§ Requirement
Tally the lines in these records that hold the string "subtitle", and reply with the number alone.
— start —
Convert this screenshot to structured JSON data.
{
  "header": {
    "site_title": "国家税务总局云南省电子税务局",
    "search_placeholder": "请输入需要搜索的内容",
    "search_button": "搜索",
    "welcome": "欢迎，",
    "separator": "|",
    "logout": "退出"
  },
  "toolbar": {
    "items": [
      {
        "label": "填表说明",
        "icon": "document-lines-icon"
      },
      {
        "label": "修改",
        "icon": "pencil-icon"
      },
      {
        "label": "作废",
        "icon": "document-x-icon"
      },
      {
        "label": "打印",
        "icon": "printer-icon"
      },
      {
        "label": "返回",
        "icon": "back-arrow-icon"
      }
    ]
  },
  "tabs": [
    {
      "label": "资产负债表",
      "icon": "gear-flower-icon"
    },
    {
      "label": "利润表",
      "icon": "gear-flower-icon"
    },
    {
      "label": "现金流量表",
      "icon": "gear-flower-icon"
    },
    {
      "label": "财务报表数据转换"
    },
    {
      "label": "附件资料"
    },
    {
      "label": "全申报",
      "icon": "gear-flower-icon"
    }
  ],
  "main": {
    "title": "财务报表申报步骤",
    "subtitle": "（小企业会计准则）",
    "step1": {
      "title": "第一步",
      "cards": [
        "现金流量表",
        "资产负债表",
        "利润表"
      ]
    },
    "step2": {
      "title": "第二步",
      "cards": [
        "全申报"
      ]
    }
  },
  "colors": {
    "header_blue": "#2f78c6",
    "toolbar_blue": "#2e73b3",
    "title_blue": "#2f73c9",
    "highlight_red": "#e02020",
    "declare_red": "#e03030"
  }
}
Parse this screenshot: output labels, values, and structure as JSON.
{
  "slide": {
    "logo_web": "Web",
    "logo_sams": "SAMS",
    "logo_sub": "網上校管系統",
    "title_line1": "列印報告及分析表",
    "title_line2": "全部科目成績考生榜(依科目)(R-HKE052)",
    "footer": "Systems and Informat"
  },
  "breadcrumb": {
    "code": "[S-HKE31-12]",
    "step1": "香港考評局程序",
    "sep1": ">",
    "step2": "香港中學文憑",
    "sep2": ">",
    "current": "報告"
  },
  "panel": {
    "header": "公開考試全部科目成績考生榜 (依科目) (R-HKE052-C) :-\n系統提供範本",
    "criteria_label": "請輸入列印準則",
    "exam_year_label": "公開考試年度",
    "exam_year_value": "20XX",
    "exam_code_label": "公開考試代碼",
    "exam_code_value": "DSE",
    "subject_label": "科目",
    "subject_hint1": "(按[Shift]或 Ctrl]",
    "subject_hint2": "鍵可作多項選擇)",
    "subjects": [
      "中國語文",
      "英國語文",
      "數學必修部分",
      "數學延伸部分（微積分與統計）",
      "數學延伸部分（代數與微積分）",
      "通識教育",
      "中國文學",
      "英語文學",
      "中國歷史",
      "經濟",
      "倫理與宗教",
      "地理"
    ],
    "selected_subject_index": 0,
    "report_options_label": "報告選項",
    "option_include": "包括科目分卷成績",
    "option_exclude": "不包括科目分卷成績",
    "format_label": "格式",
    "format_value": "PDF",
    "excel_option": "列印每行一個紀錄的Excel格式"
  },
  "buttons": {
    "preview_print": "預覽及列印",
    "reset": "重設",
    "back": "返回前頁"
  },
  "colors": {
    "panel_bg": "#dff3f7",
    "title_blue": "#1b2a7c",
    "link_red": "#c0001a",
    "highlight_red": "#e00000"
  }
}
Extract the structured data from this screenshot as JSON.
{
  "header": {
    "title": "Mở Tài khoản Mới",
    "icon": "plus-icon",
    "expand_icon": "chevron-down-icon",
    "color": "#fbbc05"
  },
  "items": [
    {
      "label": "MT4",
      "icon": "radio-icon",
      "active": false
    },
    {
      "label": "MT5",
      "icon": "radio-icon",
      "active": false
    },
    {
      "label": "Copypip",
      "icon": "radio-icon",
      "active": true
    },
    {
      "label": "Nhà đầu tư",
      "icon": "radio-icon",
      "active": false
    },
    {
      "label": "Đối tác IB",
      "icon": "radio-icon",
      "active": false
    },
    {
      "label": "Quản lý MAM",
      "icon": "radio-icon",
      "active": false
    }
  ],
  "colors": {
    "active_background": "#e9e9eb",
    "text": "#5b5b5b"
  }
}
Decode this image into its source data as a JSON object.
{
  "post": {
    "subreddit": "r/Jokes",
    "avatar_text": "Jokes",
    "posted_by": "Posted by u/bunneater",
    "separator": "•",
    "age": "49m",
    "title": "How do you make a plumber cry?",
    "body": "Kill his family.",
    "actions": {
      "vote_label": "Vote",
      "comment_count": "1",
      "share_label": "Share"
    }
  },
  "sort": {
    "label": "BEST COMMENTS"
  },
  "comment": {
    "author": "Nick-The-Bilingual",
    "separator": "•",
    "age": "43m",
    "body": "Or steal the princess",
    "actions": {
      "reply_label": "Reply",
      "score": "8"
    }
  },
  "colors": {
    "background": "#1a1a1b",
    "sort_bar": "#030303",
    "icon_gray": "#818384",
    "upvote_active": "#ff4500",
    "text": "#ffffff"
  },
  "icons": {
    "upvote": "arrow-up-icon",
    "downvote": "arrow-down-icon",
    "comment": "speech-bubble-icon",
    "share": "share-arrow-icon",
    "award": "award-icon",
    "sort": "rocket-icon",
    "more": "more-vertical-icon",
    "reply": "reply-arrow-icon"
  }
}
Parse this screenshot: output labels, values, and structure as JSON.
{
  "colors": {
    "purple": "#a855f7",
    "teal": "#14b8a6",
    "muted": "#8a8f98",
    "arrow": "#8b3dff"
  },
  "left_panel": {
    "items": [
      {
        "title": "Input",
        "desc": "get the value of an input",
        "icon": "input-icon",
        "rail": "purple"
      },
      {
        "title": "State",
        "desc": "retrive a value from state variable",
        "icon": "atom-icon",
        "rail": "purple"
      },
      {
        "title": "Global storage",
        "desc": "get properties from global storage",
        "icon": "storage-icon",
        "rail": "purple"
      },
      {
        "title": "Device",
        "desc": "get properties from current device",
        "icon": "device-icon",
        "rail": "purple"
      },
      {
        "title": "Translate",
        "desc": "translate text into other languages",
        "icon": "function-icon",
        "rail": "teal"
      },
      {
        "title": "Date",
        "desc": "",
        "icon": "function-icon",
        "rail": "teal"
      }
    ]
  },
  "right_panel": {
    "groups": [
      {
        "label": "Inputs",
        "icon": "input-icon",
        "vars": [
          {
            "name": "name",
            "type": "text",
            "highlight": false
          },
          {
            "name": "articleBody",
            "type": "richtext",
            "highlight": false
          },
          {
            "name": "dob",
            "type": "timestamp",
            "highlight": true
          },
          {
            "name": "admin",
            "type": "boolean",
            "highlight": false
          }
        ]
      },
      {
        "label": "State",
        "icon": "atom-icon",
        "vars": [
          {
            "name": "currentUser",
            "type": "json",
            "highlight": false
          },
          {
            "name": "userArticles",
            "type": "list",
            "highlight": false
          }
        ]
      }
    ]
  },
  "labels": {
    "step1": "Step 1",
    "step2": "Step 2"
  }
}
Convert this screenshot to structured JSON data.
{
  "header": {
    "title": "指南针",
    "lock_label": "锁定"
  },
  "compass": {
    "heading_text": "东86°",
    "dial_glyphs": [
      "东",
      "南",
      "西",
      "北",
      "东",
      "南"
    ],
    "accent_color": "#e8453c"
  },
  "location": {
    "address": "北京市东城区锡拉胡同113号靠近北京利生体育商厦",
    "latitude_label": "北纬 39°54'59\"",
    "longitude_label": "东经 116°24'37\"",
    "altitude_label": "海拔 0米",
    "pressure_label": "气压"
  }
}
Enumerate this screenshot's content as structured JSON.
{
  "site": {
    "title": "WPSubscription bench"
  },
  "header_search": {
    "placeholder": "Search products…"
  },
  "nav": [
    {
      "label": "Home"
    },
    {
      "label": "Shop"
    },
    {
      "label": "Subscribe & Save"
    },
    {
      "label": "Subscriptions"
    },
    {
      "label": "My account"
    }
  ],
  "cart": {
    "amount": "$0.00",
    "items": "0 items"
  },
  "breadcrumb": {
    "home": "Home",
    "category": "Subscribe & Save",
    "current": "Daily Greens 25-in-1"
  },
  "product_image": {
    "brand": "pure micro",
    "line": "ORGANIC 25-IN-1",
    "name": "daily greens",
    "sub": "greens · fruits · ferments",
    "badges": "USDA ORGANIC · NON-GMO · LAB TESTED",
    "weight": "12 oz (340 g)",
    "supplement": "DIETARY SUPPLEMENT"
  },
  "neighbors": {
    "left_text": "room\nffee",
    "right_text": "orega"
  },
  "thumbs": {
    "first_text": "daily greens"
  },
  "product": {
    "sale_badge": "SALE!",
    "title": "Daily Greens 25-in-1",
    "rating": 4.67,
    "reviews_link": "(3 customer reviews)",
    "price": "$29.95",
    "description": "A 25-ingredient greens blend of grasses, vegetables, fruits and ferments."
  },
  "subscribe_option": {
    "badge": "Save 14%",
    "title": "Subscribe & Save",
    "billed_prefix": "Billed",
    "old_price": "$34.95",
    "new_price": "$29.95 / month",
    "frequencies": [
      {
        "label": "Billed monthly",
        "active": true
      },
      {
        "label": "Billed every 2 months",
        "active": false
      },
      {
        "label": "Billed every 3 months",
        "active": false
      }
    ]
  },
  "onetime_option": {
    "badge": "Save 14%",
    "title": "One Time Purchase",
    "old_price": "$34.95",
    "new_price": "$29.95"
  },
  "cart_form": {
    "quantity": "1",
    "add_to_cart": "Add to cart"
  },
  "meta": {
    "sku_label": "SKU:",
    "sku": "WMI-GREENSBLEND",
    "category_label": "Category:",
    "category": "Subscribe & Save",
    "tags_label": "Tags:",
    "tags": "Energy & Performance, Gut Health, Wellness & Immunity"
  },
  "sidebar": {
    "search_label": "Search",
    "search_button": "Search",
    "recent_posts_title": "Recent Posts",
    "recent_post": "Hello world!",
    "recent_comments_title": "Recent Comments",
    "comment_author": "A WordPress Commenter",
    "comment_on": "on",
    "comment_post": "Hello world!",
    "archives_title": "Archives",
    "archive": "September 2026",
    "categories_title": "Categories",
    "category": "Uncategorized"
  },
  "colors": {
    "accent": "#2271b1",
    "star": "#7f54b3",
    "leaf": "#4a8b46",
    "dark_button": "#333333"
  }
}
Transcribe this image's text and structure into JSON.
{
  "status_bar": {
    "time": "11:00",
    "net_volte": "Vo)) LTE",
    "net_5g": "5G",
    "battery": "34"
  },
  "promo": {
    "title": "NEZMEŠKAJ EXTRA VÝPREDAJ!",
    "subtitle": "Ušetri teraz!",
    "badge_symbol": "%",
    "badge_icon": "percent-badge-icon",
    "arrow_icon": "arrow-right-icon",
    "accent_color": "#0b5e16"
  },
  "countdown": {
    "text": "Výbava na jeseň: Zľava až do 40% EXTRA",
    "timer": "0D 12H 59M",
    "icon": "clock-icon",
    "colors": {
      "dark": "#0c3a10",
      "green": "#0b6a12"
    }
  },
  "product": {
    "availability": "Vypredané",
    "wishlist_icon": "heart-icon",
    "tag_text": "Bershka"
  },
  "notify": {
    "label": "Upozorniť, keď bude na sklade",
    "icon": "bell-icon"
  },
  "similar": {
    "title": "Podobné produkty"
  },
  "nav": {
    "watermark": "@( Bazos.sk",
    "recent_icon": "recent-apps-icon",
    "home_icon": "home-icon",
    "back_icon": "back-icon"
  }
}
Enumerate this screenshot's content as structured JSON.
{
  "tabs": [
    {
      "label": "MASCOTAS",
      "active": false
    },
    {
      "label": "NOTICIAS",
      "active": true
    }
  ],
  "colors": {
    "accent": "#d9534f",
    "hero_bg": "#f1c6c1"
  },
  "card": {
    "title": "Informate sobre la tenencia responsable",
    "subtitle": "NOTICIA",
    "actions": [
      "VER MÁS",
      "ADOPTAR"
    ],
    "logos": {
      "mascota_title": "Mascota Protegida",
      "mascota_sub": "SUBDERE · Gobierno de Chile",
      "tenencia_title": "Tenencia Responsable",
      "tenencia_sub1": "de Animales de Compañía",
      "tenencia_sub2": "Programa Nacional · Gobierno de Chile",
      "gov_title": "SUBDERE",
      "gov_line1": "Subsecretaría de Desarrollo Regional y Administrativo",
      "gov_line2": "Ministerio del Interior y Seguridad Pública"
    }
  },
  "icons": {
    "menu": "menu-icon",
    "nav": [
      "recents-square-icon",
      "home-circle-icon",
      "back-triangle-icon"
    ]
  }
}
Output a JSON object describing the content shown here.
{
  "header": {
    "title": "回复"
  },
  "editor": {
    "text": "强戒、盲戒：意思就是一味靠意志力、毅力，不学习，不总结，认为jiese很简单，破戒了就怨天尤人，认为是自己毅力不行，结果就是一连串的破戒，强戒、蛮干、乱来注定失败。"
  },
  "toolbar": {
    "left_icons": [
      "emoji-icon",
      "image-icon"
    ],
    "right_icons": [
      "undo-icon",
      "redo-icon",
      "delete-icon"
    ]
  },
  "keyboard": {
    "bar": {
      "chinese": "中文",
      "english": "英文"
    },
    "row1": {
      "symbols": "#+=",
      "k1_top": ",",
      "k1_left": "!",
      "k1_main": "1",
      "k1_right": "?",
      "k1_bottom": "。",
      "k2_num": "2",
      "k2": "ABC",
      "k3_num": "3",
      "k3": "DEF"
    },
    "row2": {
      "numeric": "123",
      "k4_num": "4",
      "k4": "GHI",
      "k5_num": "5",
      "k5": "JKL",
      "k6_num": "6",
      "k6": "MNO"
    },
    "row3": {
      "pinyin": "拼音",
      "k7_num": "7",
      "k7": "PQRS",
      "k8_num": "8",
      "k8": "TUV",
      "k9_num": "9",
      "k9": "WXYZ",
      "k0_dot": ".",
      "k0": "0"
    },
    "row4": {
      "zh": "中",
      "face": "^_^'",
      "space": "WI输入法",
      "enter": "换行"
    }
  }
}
— end —
§ Response to the exercise
3